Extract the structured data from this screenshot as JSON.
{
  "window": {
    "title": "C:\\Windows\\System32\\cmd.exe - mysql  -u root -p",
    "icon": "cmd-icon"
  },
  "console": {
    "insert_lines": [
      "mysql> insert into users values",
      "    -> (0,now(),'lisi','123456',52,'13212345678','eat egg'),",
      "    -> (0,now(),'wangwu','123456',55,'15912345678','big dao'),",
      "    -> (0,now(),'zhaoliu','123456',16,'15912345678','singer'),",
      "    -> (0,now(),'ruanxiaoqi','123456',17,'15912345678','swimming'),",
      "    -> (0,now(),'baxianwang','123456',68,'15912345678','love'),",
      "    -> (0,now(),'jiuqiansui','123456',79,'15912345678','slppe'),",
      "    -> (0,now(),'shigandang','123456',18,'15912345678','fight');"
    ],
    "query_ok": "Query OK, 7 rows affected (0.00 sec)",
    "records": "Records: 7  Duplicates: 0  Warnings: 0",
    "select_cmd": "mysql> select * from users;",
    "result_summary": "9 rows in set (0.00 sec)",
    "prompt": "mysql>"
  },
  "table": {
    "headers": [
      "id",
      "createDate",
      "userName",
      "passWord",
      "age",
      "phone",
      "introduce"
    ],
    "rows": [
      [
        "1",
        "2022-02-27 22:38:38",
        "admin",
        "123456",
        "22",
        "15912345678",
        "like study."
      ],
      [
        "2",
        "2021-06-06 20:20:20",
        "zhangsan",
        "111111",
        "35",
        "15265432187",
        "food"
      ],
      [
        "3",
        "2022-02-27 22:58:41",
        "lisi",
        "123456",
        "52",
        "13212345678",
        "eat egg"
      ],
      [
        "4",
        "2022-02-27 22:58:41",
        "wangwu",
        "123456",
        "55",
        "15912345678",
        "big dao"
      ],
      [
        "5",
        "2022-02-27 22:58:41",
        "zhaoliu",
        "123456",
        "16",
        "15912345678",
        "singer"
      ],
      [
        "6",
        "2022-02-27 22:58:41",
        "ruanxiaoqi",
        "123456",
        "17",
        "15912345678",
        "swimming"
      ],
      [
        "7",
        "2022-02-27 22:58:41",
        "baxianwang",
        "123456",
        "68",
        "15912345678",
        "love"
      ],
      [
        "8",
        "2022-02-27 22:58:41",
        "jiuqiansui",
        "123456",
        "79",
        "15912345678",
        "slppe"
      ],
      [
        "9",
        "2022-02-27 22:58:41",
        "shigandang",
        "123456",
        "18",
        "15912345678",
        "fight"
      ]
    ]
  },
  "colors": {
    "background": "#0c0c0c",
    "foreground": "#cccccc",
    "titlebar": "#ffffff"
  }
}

### [Exercise objective]
Every entry in the listing must be retyped exactly.

### [Finished answer]
Extract the structured data from this screenshot as JSON.
{
  "window": {
    "title": "C:\\Windows\\System32\\cmd.exe - mysql  -u root -p",
    "icon": "cmd-icon"
  },
  "console": {
    "insert_lines": [
      "mysql> insert into users values",
      "    -> (0,now(),'lisi','123456',52,'13212345678','eat egg'),",
      "    -> (0,now(),'wangwu','123456',55,'15912345678','big dao'),",
      "    -> (0,now(),'zhaoliu','123456',16,'15912345678','singer'),",
      "    -> (0,now(),'ruanxiaoqi','123456',17,'15912345678','swimming'),",
      "    -> (0,now(),'baxianwang','123456',68,'15912345678','love'),",
      "    -> (0,now(),'jiuqiansui','123456',79,'15912345678','slppe'),",
      "    -> (0,now(),'shigandang','123456',18,'15912345678','fight');"
    ],
    "query_ok": "Query OK, 7 rows affected (0.00 sec)",
    "records": "Records: 7  Duplicates: 0  Warnings: 0",
    "select_cmd": "mysql> select * from users;",
    "result_summary": "9 rows in set (0.00 sec)",
    "prompt": "mysql>"
  },
  "table": {
    "headers": [
      "id",
      "createDate",
      "userName",
      "passWord",
      "age",
      "phone",
      "introduce"
    ],
    "rows": [
      [
        "1",
        "2022-02-27 22:38:38",
        "admin",
        "123456",
        "22",
        "15912345678",
        "like study."
      ],
      [
        "2",
        "2021-06-06 20:20:20",
        "zhangsan",
        "111111",
        "35",
        "15265432187",
        "food"
      ],
      [
        "3",
        "2022-02-27 22:58:41",
        "lisi",
        "123456",
        "52",
        "13212345678",
        "eat egg"
      ],
      [
        "4",
        "2022-02-27 22:58:41",
        "wangwu",
        "123456",
        "55",
        "15912345678",
        "big dao"
      ],
      [
        "5",
        "2022-02-27 22:58:41",
        "zhaoliu",
        "123456",
        "16",
        "15912345678",
        "singer"
      ],
      [
        "6",
        "2022-02-27 22:58:41",
        "ruanxiaoqi",
        "123456",
        "17",
        "15912345678",
        "swimming"
      ],
      [
        "7",
        "2022-02-27 22:58:41",
        "baxianwang",
        "123456",
        "68",
        "15912345678",
        "love"
      ],
      [
        "8",
        "2022-02-27 22:58:41",
        "jiuqiansui",
        "123456",
        "79",
        "15912345678",
        "slppe"
      ],
      [
        "9",
        "2022-02-27 22:58:41",
        "shigandang",
        "123456",
        "18",
        "15912345678",
        "fight"
      ]
    ]
  },
  "colors": {
    "background": "#0c0c0c",
    "foreground": "#cccccc",
    "titlebar": "#ffffff"
  }
}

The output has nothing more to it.